* Exercise details: Find each line containing the string "Francesca". Copy it.

─── Data for this exercise

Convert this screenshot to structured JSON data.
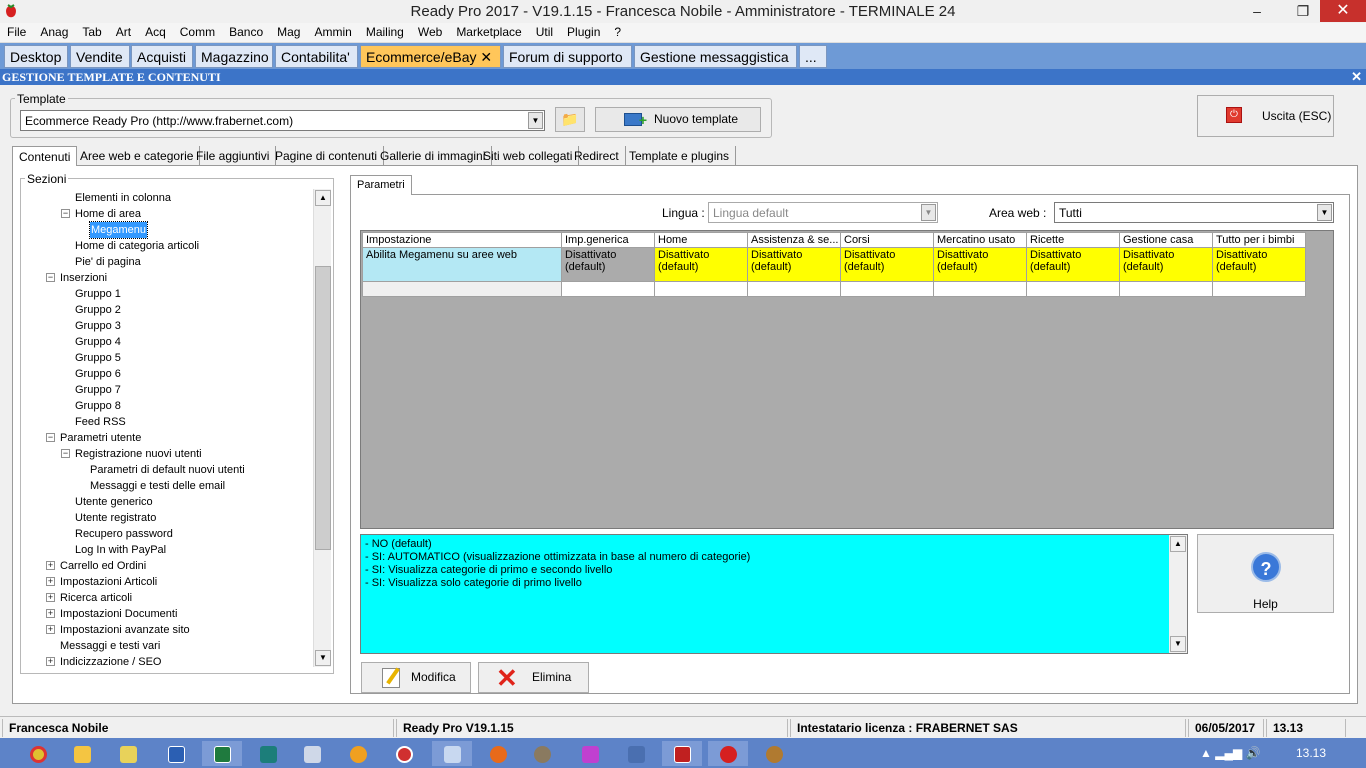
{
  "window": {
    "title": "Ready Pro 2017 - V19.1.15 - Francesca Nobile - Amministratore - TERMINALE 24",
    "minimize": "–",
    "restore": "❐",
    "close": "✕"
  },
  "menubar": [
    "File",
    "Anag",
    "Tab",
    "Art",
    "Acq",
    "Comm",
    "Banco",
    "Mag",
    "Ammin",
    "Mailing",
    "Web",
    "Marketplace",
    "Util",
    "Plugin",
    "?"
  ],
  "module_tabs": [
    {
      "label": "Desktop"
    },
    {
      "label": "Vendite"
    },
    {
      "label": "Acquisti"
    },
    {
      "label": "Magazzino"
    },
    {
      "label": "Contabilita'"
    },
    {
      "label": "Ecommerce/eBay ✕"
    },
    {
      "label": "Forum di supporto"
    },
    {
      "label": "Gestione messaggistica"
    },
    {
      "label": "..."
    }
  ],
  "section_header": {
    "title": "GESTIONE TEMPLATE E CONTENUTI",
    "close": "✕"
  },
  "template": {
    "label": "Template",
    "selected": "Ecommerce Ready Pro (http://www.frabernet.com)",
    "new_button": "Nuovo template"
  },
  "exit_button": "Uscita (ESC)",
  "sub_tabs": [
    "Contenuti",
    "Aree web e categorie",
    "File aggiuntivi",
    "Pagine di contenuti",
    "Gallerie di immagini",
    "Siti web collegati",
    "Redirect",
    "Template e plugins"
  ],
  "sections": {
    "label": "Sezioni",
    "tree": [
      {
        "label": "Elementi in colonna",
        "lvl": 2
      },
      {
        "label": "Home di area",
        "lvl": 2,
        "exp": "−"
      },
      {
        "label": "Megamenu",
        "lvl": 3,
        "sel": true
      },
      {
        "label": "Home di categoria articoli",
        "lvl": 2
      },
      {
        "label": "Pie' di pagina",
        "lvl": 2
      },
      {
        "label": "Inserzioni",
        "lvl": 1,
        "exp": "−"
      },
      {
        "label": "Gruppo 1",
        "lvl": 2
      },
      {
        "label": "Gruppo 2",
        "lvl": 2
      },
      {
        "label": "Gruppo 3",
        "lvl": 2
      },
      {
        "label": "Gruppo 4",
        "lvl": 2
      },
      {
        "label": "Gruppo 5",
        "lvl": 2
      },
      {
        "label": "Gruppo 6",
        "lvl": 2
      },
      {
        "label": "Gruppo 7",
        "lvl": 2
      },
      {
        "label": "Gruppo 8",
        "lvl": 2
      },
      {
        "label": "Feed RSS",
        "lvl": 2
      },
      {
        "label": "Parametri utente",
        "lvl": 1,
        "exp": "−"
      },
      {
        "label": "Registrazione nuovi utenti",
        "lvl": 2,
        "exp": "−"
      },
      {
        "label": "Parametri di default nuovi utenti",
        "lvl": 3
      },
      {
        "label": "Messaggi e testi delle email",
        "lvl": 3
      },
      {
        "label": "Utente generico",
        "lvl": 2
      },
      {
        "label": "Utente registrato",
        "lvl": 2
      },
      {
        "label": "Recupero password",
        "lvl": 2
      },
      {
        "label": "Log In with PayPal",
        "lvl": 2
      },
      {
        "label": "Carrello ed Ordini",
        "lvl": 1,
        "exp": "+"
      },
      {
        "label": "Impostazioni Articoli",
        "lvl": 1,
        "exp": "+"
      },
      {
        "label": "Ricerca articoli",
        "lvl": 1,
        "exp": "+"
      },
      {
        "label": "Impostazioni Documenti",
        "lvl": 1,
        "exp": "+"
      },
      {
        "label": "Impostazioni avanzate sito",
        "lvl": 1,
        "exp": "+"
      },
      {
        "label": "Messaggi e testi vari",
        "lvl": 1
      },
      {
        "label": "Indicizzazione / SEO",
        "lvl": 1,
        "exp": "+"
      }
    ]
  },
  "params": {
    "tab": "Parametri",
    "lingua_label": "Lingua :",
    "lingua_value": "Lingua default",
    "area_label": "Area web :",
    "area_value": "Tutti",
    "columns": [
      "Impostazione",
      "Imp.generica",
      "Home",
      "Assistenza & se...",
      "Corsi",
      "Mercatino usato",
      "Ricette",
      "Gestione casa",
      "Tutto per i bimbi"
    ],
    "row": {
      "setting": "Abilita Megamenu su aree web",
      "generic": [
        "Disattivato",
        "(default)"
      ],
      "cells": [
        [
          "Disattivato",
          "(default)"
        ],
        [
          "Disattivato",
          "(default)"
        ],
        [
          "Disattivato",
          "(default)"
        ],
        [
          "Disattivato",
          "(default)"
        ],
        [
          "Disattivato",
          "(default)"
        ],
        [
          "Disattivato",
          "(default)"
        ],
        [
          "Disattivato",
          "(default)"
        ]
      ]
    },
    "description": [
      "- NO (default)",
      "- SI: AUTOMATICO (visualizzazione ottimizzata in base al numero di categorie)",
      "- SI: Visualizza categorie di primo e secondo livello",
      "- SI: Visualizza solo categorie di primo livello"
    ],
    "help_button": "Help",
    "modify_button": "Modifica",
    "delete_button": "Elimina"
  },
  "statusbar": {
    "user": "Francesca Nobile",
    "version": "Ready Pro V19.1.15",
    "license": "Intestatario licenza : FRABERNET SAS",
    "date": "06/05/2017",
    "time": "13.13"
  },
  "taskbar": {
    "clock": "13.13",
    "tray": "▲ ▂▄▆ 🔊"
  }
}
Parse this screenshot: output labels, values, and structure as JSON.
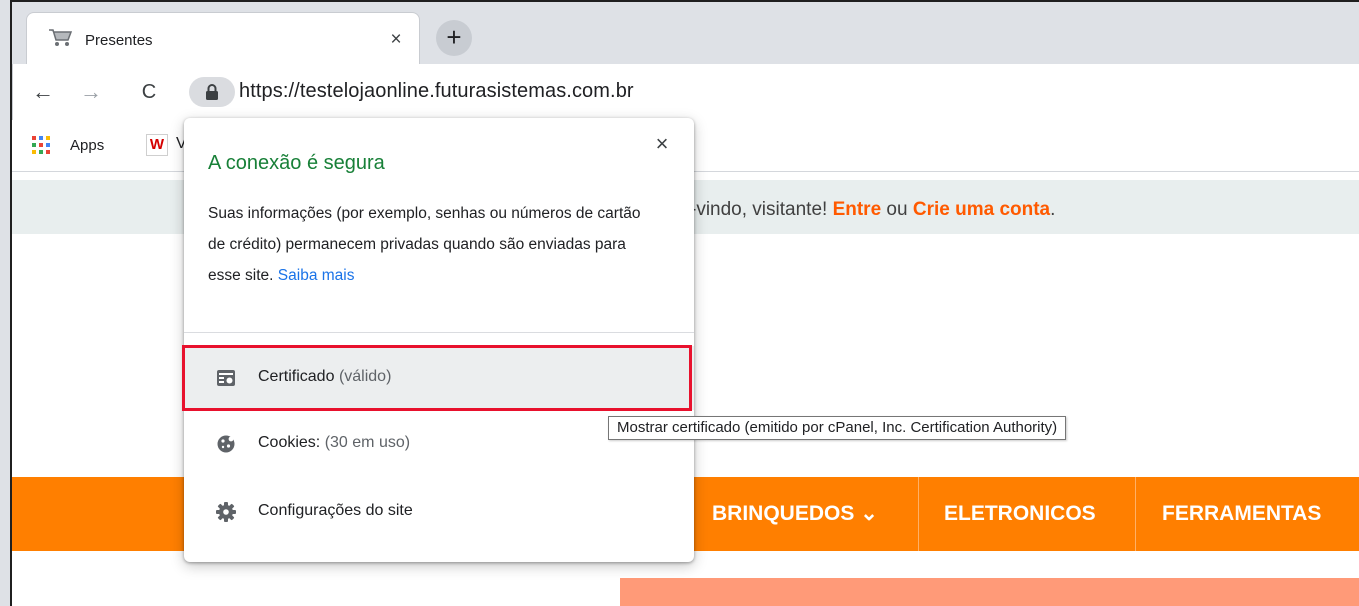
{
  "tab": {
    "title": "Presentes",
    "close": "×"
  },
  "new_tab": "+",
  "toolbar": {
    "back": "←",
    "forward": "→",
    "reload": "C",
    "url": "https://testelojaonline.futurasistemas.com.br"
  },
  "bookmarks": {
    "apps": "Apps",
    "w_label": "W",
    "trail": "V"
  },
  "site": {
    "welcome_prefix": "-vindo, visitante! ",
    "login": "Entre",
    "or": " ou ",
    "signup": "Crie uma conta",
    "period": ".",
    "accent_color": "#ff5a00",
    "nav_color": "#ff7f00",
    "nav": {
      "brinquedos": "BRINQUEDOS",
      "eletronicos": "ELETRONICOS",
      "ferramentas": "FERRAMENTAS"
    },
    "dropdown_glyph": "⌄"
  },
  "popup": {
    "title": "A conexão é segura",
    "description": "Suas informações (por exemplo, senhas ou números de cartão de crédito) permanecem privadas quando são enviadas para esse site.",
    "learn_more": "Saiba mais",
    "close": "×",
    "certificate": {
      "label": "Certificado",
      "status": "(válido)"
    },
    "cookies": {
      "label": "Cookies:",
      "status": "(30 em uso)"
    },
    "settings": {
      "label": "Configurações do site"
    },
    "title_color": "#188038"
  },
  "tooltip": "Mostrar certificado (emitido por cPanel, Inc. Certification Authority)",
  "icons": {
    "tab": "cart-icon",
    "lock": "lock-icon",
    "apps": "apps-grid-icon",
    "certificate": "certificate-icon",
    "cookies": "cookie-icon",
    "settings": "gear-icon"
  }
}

──────

* Result:
    "title": "Ready Pro 2017 - V19.1.15 - Francesca Nobile - Amministratore - TERMINALE 24",
    "user": "Francesca Nobile",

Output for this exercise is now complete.